§ Text to read
-- Start --
Larcombe’s attentiveness to the elements of rape at law offers a cogent account of the fear of false complaint in cases of sexual assault. She argues that this fear ‘outstrips the expectation of false complaint in other areas of the criminal law’ and ‘is not explained by the “actual” rates of false complaint as empirically measured’ (103). The strength of the myth of the false complainant betrays an anxiety that

 

law’s punitive powers may be put to work in the complainant’s interests. In other words, there is a concern that the machinery of sentencing and incarceration will not only be activated by a woman’s word, but manipulated and harnessed into the woman’s service (110).

 

Justice is not available to be of service to women in cases of sexual assault, Larcombe suggests. For a complainant to receive justice, ‘she must demonstrate a desire to put herself at the service of state regulation (and not vice versa)’ (112).

 

For Larcombe, the critical link between rape scripts in law and romance fiction is the way romance fiction reproduces ‘gender hierarchy and a fiction of vulnerable feminine subjectivity’ (6). Larcombe explores the writing, production, distribution and content of Harlequin Mills and Boon fiction in Australia, arguing that love is the critical element that allows for the modification of ‘the hero’s desires’ the renegotiation of the ‘terms of heterosexual exchange’ (34). Despite responsiveness ‘to readers’ desires and preferences and to changes in women’s social and familial roles’ (138), these fictions continue to represent the negotiation of that heterosexual exchange as ‘the ultimate guarantor of feminine satisfaction’ (138).
-- End --
§ Dataset
-- Start --
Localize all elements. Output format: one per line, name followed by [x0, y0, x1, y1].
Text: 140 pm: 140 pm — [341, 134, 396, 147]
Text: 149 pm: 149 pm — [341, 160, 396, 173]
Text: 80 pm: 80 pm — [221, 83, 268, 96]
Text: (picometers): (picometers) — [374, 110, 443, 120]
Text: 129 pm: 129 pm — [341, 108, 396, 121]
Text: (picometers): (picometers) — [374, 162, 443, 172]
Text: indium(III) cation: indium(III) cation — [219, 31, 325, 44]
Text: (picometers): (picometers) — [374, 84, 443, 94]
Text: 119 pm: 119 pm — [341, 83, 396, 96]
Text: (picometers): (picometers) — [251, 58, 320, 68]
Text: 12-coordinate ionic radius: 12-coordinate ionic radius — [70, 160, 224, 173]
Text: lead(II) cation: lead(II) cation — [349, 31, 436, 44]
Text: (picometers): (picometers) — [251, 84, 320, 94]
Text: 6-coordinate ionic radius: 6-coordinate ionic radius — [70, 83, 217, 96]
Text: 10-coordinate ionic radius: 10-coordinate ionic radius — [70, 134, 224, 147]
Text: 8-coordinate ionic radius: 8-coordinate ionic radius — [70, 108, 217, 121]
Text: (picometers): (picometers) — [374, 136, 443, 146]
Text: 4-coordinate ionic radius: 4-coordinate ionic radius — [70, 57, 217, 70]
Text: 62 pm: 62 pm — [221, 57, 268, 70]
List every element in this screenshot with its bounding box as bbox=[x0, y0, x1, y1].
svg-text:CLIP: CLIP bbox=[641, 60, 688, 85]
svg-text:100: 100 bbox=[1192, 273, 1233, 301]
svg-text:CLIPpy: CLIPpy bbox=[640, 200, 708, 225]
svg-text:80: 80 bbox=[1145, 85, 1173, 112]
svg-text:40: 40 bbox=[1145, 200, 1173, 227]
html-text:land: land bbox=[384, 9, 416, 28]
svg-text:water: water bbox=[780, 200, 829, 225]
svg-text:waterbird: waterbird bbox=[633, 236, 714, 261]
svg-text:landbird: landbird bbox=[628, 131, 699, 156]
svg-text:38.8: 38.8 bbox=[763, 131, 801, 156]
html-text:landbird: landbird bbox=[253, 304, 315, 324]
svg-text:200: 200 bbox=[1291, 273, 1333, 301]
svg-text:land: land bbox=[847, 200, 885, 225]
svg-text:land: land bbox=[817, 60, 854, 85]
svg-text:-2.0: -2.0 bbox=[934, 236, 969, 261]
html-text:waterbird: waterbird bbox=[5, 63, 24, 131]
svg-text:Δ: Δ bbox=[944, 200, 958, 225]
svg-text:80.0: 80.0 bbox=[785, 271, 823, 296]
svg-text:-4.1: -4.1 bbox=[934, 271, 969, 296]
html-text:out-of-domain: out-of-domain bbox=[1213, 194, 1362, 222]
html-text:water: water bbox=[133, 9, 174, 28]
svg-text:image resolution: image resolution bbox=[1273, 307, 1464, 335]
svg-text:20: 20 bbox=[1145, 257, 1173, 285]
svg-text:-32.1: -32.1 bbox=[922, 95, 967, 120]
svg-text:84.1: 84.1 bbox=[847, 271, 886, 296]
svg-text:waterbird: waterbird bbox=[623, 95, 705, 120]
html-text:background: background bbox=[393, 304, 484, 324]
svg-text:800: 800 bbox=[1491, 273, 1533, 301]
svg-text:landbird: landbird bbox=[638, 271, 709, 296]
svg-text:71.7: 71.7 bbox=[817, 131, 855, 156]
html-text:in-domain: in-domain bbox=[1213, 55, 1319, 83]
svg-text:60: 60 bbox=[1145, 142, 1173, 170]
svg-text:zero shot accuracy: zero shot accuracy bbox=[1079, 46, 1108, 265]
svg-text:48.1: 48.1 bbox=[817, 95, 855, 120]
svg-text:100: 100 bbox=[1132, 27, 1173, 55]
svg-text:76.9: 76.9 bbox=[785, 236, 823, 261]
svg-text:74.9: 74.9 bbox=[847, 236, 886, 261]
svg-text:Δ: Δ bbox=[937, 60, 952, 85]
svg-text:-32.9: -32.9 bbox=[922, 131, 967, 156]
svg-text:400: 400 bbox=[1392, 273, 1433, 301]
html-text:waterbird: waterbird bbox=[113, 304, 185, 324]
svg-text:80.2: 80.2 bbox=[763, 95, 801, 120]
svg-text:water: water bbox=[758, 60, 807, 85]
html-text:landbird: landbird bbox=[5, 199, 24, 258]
-- End --
§ Problem set
a: Rewrite the paragraph of the Larcombe passage that starts "For Larcombe, the critical link" as a short bulleted list. Keep its main points.
b: Quote the Larcombe passage word for word. Begin at the words "law’s punitive powers" and stop after "vice versa)’ (112).".

§ Answer set
a:
- Larcombe sees the key link between legal rape scripts and romance fiction in how romance fiction reproduces gender hierarchy and a fiction of vulnerable feminine subjectivity.
- She examines the writing, production, distribution and content of Harlequin Mills and Boon fiction in Australia.
- She argues that love is the key element that lets the hero's desires be modified and the terms of heterosexual exchange be renegotiated.
- These books respond to readers' preferences and to women's changing social and family roles. Even so, they still present that exchange as the ultimate guarantor of feminine satisfaction.

b:
law’s punitive powers may be put to work in the complainant’s interests. In other words, there is a concern that the machinery of sentencing and incarceration will not only be activated by a woman’s word, but manipulated and harnessed into the woman’s service (110).

 

Justice is not available to be of service to women in cases of sexual assault, Larcombe suggests. For a complainant to receive justice, ‘she must demonstrate a desire to put herself at the service of state regulation (and not vice versa)’ (112).